# ENTRIES:
[start]
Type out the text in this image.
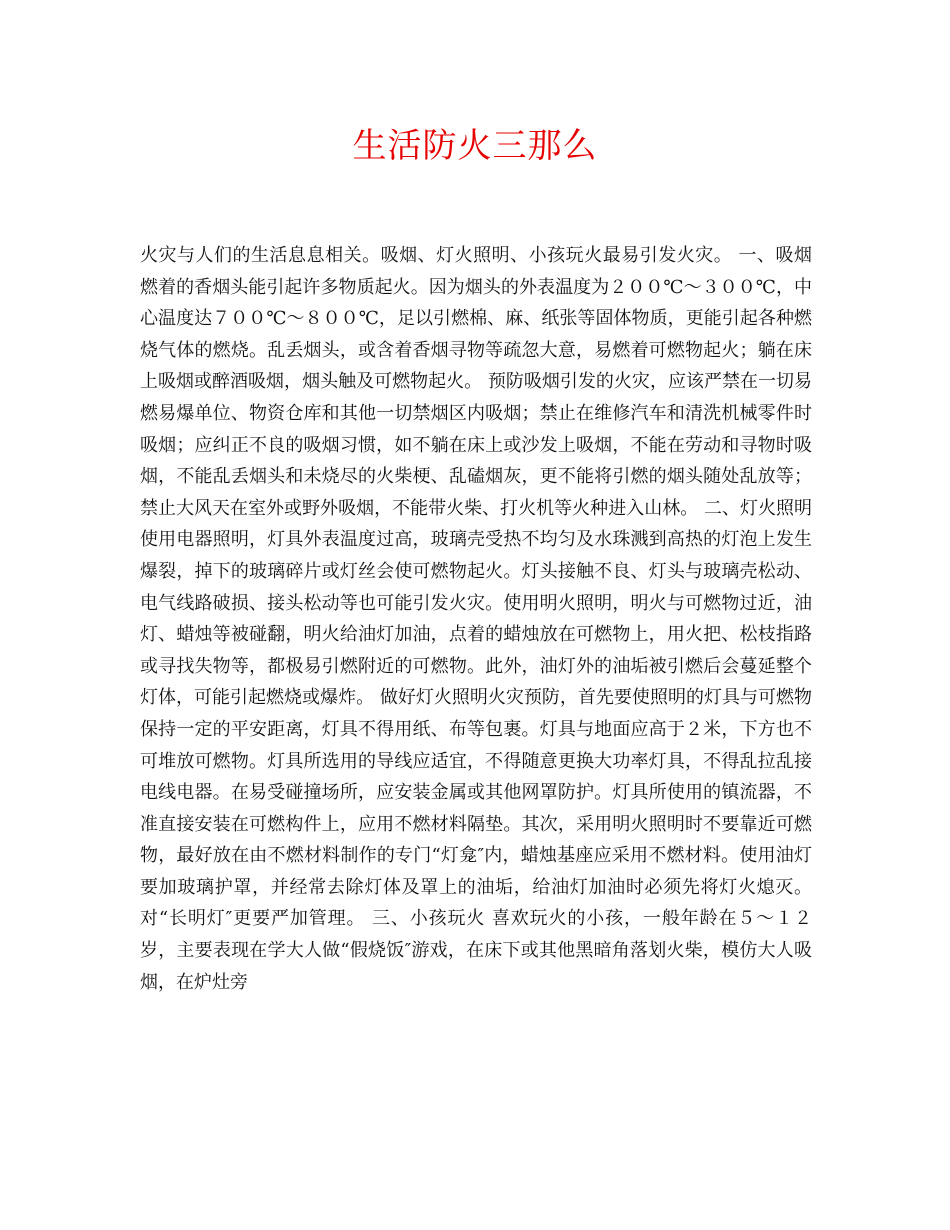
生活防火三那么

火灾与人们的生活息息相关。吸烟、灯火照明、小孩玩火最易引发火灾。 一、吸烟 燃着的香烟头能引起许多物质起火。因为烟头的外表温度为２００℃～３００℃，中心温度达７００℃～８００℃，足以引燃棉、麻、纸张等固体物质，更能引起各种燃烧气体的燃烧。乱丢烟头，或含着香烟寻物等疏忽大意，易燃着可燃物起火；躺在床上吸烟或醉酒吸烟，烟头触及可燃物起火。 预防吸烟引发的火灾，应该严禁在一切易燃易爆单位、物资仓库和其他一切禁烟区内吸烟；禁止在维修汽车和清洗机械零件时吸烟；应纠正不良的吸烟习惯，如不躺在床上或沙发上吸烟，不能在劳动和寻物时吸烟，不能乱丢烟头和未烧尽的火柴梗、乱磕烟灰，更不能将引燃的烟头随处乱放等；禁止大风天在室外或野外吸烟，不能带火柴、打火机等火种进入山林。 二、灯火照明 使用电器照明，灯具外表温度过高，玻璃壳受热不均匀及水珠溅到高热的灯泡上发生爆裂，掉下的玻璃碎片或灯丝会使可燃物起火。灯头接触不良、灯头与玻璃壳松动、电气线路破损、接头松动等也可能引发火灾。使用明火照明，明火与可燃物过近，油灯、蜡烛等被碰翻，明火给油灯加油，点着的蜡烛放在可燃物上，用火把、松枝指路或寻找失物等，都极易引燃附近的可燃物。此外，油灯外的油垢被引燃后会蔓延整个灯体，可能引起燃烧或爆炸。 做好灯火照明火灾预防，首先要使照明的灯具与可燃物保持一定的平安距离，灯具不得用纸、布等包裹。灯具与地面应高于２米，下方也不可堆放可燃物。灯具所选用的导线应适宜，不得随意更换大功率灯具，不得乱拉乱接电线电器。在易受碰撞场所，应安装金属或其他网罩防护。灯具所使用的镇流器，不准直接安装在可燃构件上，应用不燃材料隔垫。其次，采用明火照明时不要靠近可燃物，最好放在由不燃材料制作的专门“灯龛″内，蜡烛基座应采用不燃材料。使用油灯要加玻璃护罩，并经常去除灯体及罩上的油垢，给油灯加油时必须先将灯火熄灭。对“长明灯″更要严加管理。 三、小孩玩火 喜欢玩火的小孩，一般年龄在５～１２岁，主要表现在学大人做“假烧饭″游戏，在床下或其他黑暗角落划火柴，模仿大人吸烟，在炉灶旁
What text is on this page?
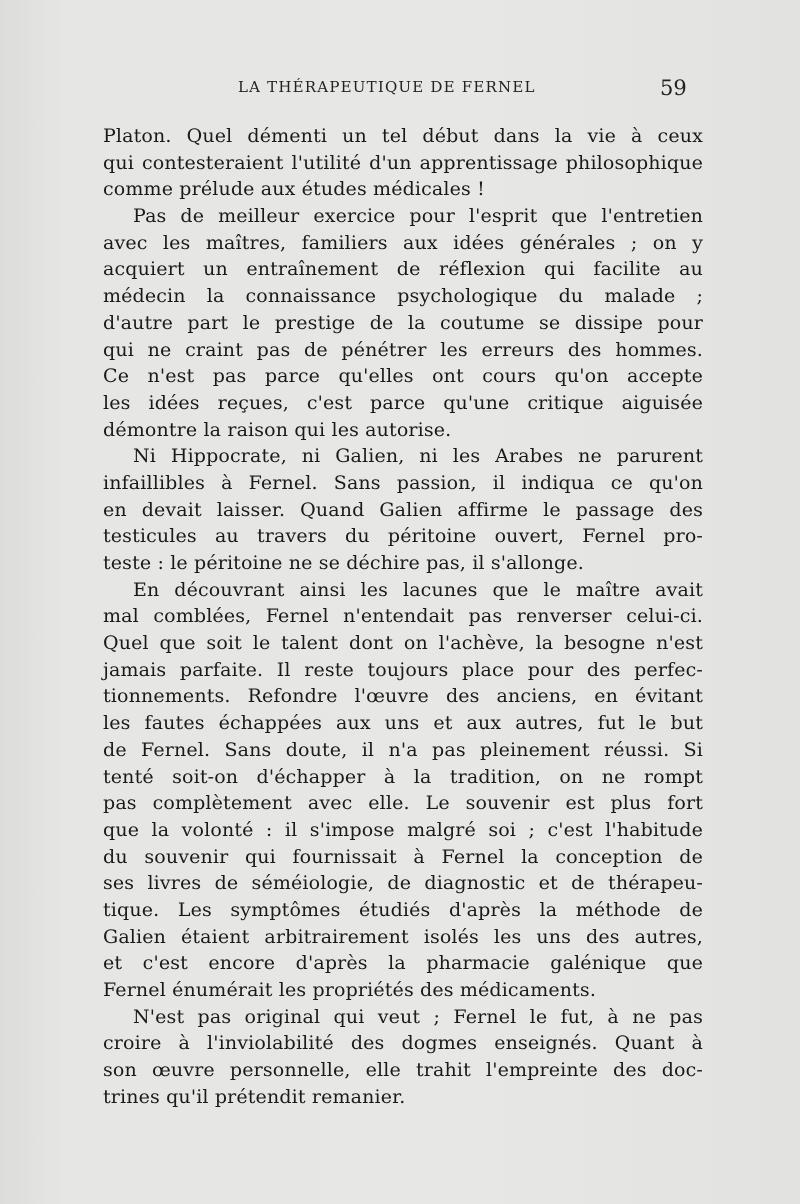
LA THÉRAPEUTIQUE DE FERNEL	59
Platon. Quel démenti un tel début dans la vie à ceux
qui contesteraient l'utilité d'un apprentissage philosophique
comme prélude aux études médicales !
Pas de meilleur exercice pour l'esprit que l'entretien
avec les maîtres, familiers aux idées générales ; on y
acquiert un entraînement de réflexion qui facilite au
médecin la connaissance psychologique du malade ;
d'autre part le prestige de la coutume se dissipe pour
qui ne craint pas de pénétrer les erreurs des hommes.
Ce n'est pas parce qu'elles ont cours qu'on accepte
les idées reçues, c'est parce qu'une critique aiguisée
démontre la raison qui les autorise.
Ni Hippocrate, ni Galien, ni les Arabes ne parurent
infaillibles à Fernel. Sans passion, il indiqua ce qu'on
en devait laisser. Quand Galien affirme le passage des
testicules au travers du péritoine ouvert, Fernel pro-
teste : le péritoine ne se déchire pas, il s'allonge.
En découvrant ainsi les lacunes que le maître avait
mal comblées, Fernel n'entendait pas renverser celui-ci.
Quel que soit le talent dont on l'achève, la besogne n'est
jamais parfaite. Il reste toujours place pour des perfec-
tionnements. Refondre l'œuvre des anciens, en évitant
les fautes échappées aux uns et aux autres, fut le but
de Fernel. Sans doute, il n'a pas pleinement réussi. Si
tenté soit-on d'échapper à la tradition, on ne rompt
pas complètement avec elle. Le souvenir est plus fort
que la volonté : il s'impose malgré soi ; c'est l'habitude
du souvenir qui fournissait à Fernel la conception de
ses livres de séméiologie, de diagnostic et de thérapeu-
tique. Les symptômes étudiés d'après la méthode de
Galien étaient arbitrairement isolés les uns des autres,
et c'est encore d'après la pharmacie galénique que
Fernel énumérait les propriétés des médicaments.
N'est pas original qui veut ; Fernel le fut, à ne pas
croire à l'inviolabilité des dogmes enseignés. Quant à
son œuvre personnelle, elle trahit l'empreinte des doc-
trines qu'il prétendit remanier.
[end]
[start]
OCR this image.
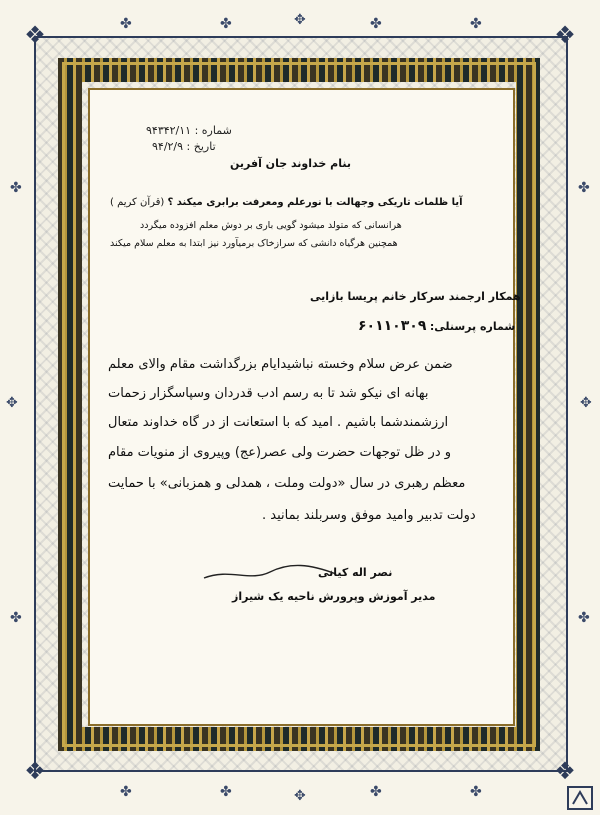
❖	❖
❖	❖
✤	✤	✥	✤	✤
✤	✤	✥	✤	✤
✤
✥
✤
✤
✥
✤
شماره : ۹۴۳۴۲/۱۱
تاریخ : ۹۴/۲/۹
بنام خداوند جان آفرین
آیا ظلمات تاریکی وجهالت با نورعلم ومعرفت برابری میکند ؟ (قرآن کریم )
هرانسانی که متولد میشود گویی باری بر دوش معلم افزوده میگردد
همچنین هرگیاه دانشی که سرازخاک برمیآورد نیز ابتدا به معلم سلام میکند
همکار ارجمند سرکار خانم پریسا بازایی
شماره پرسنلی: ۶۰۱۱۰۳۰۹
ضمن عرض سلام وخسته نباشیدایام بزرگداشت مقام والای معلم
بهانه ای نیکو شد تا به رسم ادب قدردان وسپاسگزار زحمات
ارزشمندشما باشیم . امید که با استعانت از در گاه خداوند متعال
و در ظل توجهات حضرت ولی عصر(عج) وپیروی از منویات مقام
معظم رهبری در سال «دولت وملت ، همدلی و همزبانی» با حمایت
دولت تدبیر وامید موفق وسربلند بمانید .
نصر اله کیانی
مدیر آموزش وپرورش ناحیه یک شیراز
[end]
# WHAT YOU HAVE TO DO:
Pull every line containing "شماره" out of the records.

# COMPLETE OUTPUT:
شماره : ۹۴۳۴۲/۱۱
شماره پرسنلی: ۶۰۱۱۰۳۰۹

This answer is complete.